_Extracted records:_

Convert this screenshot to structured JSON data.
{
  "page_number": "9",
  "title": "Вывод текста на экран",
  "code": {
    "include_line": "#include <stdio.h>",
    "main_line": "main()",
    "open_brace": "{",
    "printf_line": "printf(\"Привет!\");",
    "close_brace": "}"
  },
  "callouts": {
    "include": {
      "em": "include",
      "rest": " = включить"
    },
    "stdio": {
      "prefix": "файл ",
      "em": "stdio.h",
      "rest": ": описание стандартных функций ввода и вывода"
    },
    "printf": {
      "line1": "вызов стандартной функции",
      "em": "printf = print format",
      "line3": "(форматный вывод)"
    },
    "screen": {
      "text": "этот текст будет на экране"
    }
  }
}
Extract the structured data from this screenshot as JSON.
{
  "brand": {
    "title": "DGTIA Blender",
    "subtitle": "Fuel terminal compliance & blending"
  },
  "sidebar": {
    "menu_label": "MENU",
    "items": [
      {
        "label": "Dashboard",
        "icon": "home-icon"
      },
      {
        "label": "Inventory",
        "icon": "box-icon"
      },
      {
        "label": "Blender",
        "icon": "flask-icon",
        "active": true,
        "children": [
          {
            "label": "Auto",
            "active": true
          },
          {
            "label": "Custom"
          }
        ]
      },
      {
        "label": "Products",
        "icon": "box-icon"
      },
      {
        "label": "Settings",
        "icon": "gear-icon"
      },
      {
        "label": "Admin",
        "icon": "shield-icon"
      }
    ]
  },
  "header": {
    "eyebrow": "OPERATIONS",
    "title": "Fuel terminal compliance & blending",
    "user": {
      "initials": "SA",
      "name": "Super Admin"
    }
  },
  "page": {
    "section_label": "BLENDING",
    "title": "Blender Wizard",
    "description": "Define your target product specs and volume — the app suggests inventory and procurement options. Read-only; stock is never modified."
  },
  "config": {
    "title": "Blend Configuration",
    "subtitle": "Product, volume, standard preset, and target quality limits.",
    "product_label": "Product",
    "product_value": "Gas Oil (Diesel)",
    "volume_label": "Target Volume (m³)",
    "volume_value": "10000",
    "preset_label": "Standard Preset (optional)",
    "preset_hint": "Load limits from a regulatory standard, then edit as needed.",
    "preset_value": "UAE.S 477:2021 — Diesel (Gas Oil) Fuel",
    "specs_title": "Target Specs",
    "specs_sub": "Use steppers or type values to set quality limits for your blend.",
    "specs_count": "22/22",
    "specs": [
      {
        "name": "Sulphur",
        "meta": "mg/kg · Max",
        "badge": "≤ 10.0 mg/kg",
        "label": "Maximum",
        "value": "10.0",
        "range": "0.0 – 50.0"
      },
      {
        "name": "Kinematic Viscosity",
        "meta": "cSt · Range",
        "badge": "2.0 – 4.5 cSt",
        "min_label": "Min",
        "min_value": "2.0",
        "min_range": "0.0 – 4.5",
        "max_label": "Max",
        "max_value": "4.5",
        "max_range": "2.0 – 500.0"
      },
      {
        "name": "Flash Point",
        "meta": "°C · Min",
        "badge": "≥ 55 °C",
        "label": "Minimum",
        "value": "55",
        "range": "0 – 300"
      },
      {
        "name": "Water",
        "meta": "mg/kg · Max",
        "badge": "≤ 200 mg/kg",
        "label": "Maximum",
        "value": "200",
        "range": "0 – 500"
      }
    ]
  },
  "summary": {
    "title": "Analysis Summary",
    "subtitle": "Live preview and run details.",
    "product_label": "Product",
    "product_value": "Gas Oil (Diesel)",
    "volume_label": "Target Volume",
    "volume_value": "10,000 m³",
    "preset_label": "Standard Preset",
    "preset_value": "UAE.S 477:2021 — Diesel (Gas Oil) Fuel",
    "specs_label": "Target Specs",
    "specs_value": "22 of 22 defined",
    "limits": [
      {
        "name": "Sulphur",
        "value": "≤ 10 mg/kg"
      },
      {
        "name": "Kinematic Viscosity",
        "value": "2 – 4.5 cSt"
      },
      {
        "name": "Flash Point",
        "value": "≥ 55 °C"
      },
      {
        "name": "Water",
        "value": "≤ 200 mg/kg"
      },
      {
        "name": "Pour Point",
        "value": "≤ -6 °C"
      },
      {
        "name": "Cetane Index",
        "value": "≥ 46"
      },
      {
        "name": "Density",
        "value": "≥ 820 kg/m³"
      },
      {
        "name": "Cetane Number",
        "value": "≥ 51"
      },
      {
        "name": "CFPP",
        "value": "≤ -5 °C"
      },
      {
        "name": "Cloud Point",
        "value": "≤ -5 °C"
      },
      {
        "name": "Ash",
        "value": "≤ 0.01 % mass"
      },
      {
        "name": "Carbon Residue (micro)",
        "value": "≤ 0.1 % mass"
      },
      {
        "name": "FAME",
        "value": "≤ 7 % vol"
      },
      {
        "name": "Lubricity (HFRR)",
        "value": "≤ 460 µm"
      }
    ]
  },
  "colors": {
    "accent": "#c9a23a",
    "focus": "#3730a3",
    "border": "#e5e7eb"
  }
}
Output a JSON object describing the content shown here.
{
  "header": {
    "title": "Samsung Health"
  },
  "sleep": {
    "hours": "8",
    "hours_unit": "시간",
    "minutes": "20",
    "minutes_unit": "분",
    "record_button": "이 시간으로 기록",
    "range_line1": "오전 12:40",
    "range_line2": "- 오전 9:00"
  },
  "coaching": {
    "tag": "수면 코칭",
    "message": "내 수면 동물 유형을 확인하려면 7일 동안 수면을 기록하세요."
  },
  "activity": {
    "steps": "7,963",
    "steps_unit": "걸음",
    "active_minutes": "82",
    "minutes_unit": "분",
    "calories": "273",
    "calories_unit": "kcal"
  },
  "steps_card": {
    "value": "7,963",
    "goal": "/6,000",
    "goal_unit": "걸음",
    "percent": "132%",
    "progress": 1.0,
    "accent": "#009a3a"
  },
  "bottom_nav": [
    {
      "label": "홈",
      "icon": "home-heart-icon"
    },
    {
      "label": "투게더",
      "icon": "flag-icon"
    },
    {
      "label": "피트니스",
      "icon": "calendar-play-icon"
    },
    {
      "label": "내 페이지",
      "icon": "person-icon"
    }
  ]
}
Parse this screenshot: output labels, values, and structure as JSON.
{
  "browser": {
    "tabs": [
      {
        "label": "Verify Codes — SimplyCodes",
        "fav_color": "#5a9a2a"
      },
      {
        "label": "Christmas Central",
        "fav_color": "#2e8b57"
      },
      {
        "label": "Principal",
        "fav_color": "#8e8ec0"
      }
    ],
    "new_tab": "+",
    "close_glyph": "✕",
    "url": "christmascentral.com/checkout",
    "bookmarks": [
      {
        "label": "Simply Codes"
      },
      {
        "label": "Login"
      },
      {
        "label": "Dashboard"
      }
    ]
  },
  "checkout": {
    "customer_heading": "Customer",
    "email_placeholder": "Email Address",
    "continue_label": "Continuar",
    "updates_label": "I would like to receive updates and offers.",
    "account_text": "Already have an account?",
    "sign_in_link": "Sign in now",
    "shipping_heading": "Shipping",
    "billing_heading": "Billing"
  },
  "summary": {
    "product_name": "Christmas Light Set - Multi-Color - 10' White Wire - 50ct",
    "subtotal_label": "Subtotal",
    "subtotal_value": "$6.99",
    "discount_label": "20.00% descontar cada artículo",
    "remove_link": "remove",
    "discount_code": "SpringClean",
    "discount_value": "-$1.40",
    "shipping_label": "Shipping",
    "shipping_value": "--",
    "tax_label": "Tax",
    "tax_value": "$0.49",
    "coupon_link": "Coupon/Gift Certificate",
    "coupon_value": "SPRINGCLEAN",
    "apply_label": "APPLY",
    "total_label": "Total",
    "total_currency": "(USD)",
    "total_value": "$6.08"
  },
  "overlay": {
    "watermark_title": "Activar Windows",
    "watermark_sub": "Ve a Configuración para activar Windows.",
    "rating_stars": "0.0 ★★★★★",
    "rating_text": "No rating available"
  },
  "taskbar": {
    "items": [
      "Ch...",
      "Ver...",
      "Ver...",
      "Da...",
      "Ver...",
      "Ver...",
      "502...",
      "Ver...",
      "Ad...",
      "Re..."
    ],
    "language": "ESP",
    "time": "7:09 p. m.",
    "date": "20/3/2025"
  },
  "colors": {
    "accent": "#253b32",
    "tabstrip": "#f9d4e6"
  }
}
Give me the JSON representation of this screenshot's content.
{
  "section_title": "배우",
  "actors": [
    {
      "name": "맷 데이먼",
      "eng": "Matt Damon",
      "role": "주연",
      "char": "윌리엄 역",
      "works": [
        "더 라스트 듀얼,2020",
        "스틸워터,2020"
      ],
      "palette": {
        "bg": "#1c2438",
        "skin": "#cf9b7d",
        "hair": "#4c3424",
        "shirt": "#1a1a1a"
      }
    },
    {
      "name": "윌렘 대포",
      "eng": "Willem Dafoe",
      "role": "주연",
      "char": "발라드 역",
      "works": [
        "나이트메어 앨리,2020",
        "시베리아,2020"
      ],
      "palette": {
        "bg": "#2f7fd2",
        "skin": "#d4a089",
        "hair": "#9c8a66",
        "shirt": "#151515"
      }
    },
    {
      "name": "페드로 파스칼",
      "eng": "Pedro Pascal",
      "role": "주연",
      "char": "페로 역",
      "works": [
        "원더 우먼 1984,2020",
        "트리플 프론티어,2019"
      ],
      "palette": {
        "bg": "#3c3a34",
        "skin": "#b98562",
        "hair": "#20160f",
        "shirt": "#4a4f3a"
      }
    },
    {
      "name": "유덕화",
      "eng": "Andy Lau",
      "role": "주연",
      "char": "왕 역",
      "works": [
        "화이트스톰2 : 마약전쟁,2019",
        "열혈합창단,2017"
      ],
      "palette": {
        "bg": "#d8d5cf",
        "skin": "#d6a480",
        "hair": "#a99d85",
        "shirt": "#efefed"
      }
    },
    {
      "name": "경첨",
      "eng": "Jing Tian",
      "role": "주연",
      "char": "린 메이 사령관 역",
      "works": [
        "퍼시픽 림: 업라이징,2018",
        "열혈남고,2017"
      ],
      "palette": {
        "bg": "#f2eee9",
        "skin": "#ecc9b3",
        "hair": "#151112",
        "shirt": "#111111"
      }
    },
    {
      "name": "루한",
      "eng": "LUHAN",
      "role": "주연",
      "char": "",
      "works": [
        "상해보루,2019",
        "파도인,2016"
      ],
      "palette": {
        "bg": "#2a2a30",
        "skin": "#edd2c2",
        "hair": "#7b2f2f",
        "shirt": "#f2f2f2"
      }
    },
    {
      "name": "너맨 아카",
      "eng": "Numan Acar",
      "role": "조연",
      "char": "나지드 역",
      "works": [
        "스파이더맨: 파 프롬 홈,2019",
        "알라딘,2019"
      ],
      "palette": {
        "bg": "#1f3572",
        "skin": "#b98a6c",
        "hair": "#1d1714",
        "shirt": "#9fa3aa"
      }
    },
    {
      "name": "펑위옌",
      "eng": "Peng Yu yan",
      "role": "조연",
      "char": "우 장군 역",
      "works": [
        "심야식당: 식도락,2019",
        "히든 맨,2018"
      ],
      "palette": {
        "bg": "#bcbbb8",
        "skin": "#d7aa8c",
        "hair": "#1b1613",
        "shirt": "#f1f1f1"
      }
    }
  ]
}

_Aim:_
Tally the lines of the records holding the word "subtitle", then give only the resulting number.

_Exercise response:_
3